→ GIVEN TASK:
Restate every line of the material, word for word.

→ ITEMS:
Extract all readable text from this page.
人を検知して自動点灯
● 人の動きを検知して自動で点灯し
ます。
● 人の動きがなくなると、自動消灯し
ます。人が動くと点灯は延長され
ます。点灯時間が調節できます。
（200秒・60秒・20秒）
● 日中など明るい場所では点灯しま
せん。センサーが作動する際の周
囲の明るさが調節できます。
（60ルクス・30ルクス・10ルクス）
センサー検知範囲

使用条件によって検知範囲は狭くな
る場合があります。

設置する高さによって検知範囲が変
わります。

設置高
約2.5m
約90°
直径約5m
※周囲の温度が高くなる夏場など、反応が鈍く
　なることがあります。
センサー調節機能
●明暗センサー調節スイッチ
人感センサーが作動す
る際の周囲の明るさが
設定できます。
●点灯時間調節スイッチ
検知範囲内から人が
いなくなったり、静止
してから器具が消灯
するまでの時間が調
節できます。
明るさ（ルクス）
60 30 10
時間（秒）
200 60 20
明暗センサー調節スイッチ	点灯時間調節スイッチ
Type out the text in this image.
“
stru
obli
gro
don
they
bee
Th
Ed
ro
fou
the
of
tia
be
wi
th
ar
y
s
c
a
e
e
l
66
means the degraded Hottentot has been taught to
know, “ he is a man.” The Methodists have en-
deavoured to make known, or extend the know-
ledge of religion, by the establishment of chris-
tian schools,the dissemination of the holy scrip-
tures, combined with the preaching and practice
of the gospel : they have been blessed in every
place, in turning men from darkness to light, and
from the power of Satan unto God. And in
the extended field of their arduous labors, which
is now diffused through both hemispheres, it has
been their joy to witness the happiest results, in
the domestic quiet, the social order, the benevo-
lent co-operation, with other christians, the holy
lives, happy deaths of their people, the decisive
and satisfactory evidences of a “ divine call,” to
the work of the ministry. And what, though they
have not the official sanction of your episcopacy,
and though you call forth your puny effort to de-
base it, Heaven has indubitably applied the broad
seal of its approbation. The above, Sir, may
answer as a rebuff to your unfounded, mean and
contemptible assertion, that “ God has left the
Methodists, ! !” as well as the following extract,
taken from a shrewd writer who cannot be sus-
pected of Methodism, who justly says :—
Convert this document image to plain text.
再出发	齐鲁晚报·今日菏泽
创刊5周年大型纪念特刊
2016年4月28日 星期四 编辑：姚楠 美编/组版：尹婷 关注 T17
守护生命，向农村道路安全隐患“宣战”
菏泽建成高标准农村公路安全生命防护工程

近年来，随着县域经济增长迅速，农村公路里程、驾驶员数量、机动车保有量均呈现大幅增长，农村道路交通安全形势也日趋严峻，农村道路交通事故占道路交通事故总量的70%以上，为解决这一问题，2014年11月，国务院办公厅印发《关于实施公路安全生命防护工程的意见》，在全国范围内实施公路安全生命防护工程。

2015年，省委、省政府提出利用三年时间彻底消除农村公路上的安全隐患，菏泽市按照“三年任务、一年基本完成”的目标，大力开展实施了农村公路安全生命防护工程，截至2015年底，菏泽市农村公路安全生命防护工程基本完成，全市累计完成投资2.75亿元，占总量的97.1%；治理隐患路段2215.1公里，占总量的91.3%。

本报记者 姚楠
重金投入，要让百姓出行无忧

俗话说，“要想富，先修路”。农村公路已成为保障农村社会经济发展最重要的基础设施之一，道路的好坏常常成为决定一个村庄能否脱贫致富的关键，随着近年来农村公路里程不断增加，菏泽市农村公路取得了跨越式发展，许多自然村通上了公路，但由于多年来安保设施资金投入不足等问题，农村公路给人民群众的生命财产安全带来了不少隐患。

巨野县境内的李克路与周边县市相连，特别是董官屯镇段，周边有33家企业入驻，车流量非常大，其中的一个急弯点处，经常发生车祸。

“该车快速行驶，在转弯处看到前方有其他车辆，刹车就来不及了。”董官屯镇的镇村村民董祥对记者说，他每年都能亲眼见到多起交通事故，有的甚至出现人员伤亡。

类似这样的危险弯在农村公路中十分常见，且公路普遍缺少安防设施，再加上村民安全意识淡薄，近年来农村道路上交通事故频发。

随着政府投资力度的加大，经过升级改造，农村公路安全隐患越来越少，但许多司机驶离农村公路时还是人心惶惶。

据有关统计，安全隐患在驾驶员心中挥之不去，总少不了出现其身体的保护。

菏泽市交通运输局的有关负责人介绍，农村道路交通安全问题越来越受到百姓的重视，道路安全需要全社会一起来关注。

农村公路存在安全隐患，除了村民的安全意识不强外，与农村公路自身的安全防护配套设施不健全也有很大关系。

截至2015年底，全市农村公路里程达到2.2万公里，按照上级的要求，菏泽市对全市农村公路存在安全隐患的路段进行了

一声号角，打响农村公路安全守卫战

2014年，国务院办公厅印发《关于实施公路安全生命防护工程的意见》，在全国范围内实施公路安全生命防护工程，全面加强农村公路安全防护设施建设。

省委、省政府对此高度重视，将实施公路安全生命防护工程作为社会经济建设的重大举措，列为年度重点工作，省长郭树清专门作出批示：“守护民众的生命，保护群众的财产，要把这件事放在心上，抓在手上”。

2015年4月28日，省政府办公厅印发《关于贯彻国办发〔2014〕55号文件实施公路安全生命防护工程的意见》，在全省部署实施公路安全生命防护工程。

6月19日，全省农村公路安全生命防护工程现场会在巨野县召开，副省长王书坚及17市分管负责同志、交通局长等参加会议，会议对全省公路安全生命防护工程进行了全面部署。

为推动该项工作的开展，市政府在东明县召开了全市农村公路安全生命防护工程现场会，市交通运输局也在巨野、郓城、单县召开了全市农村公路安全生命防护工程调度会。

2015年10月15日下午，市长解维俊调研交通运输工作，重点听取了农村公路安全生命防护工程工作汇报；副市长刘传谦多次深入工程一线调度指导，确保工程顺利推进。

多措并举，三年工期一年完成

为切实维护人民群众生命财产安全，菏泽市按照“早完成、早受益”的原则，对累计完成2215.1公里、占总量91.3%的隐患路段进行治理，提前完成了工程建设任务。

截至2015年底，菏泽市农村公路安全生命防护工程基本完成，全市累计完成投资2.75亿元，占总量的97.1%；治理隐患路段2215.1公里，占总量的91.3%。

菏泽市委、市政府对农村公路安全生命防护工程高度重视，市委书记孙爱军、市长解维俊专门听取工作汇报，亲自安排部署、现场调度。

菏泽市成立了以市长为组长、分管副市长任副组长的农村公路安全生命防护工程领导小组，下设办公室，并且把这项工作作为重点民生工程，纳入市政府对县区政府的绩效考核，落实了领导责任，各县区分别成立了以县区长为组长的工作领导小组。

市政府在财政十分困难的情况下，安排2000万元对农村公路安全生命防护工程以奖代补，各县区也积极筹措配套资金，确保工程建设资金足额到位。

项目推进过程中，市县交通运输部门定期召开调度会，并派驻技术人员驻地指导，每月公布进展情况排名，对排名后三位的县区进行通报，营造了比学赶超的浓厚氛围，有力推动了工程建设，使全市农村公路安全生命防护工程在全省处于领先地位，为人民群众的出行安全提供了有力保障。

→ SOLUTION TO THE EXERCISE:
Extract all readable text from this page.
人を検知して自動点灯
● 人の動きを検知して自動で点灯し
ます。
● 人の動きがなくなると、自動消灯し
ます。人が動くと点灯は延長され
ます。点灯時間が調節できます。
（200秒・60秒・20秒）
● 日中など明るい場所では点灯しま
せん。センサーが作動する際の周
囲の明るさが調節できます。
（60ルクス・30ルクス・10ルクス）
センサー検知範囲

使用条件によって検知範囲は狭くな
る場合があります。

設置する高さによって検知範囲が変
わります。

設置高
約2.5m
約90°
直径約5m
※周囲の温度が高くなる夏場など、反応が鈍く
　なることがあります。
センサー調節機能
●明暗センサー調節スイッチ
人感センサーが作動す
る際の周囲の明るさが
設定できます。
●点灯時間調節スイッチ
検知範囲内から人が
いなくなったり、静止
してから器具が消灯
するまでの時間が調
節できます。
明るさ（ルクス）
60 30 10
時間（秒）
200 60 20
明暗センサー調節スイッチ	点灯時間調節スイッチ
Type out the text in this image.
“
stru
obli
gro
don
they
bee
Th
Ed
ro
fou
the
of
tia
be
wi
th
ar
y
s
c
a
e
e
l
66
means the degraded Hottentot has been taught to
know, “ he is a man.” The Methodists have en-
deavoured to make known, or extend the know-
ledge of religion, by the establishment of chris-
tian schools,the dissemination of the holy scrip-
tures, combined with the preaching and practice
of the gospel : they have been blessed in every
place, in turning men from darkness to light, and
from the power of Satan unto God. And in
the extended field of their arduous labors, which
is now diffused through both hemispheres, it has
been their joy to witness the happiest results, in
the domestic quiet, the social order, the benevo-
lent co-operation, with other christians, the holy
lives, happy deaths of their people, the decisive
and satisfactory evidences of a “ divine call,” to
the work of the ministry. And what, though they
have not the official sanction of your episcopacy,
and though you call forth your puny effort to de-
base it, Heaven has indubitably applied the broad
seal of its approbation. The above, Sir, may
answer as a rebuff to your unfounded, mean and
contemptible assertion, that “ God has left the
Methodists, ! !” as well as the following extract,
taken from a shrewd writer who cannot be sus-
pected of Methodism, who justly says :—
Convert this document image to plain text.
再出发	齐鲁晚报·今日菏泽
创刊5周年大型纪念特刊
2016年4月28日 星期四 编辑：姚楠 美编/组版：尹婷 关注 T17
守护生命，向农村道路安全隐患“宣战”
菏泽建成高标准农村公路安全生命防护工程

近年来，随着县域经济增长迅速，农村公路里程、驾驶员数量、机动车保有量均呈现大幅增长，农村道路交通安全形势也日趋严峻，农村道路交通事故占道路交通事故总量的70%以上，为解决这一问题，2014年11月，国务院办公厅印发《关于实施公路安全生命防护工程的意见》，在全国范围内实施公路安全生命防护工程。

2015年，省委、省政府提出利用三年时间彻底消除农村公路上的安全隐患，菏泽市按照“三年任务、一年基本完成”的目标，大力开展实施了农村公路安全生命防护工程，截至2015年底，菏泽市农村公路安全生命防护工程基本完成，全市累计完成投资2.75亿元，占总量的97.1%；治理隐患路段2215.1公里，占总量的91.3%。

本报记者 姚楠
重金投入，要让百姓出行无忧

俗话说，“要想富，先修路”。农村公路已成为保障农村社会经济发展最重要的基础设施之一，道路的好坏常常成为决定一个村庄能否脱贫致富的关键，随着近年来农村公路里程不断增加，菏泽市农村公路取得了跨越式发展，许多自然村通上了公路，但由于多年来安保设施资金投入不足等问题，农村公路给人民群众的生命财产安全带来了不少隐患。

巨野县境内的李克路与周边县市相连，特别是董官屯镇段，周边有33家企业入驻，车流量非常大，其中的一个急弯点处，经常发生车祸。

“该车快速行驶，在转弯处看到前方有其他车辆，刹车就来不及了。”董官屯镇的镇村村民董祥对记者说，他每年都能亲眼见到多起交通事故，有的甚至出现人员伤亡。

类似这样的危险弯在农村公路中十分常见，且公路普遍缺少安防设施，再加上村民安全意识淡薄，近年来农村道路上交通事故频发。

随着政府投资力度的加大，经过升级改造，农村公路安全隐患越来越少，但许多司机驶离农村公路时还是人心惶惶。

据有关统计，安全隐患在驾驶员心中挥之不去，总少不了出现其身体的保护。

菏泽市交通运输局的有关负责人介绍，农村道路交通安全问题越来越受到百姓的重视，道路安全需要全社会一起来关注。

农村公路存在安全隐患，除了村民的安全意识不强外，与农村公路自身的安全防护配套设施不健全也有很大关系。

截至2015年底，全市农村公路里程达到2.2万公里，按照上级的要求，菏泽市对全市农村公路存在安全隐患的路段进行了

一声号角，打响农村公路安全守卫战

2014年，国务院办公厅印发《关于实施公路安全生命防护工程的意见》，在全国范围内实施公路安全生命防护工程，全面加强农村公路安全防护设施建设。

省委、省政府对此高度重视，将实施公路安全生命防护工程作为社会经济建设的重大举措，列为年度重点工作，省长郭树清专门作出批示：“守护民众的生命，保护群众的财产，要把这件事放在心上，抓在手上”。

2015年4月28日，省政府办公厅印发《关于贯彻国办发〔2014〕55号文件实施公路安全生命防护工程的意见》，在全省部署实施公路安全生命防护工程。

6月19日，全省农村公路安全生命防护工程现场会在巨野县召开，副省长王书坚及17市分管负责同志、交通局长等参加会议，会议对全省公路安全生命防护工程进行了全面部署。

为推动该项工作的开展，市政府在东明县召开了全市农村公路安全生命防护工程现场会，市交通运输局也在巨野、郓城、单县召开了全市农村公路安全生命防护工程调度会。

2015年10月15日下午，市长解维俊调研交通运输工作，重点听取了农村公路安全生命防护工程工作汇报；副市长刘传谦多次深入工程一线调度指导，确保工程顺利推进。

多措并举，三年工期一年完成

为切实维护人民群众生命财产安全，菏泽市按照“早完成、早受益”的原则，对累计完成2215.1公里、占总量91.3%的隐患路段进行治理，提前完成了工程建设任务。

截至2015年底，菏泽市农村公路安全生命防护工程基本完成，全市累计完成投资2.75亿元，占总量的97.1%；治理隐患路段2215.1公里，占总量的91.3%。

菏泽市委、市政府对农村公路安全生命防护工程高度重视，市委书记孙爱军、市长解维俊专门听取工作汇报，亲自安排部署、现场调度。

菏泽市成立了以市长为组长、分管副市长任副组长的农村公路安全生命防护工程领导小组，下设办公室，并且把这项工作作为重点民生工程，纳入市政府对县区政府的绩效考核，落实了领导责任，各县区分别成立了以县区长为组长的工作领导小组。

市政府在财政十分困难的情况下，安排2000万元对农村公路安全生命防护工程以奖代补，各县区也积极筹措配套资金，确保工程建设资金足额到位。

项目推进过程中，市县交通运输部门定期召开调度会，并派驻技术人员驻地指导，每月公布进展情况排名，对排名后三位的县区进行通报，营造了比学赶超的浓厚氛围，有力推动了工程建设，使全市农村公路安全生命防护工程在全省处于领先地位，为人民群众的出行安全提供了有力保障。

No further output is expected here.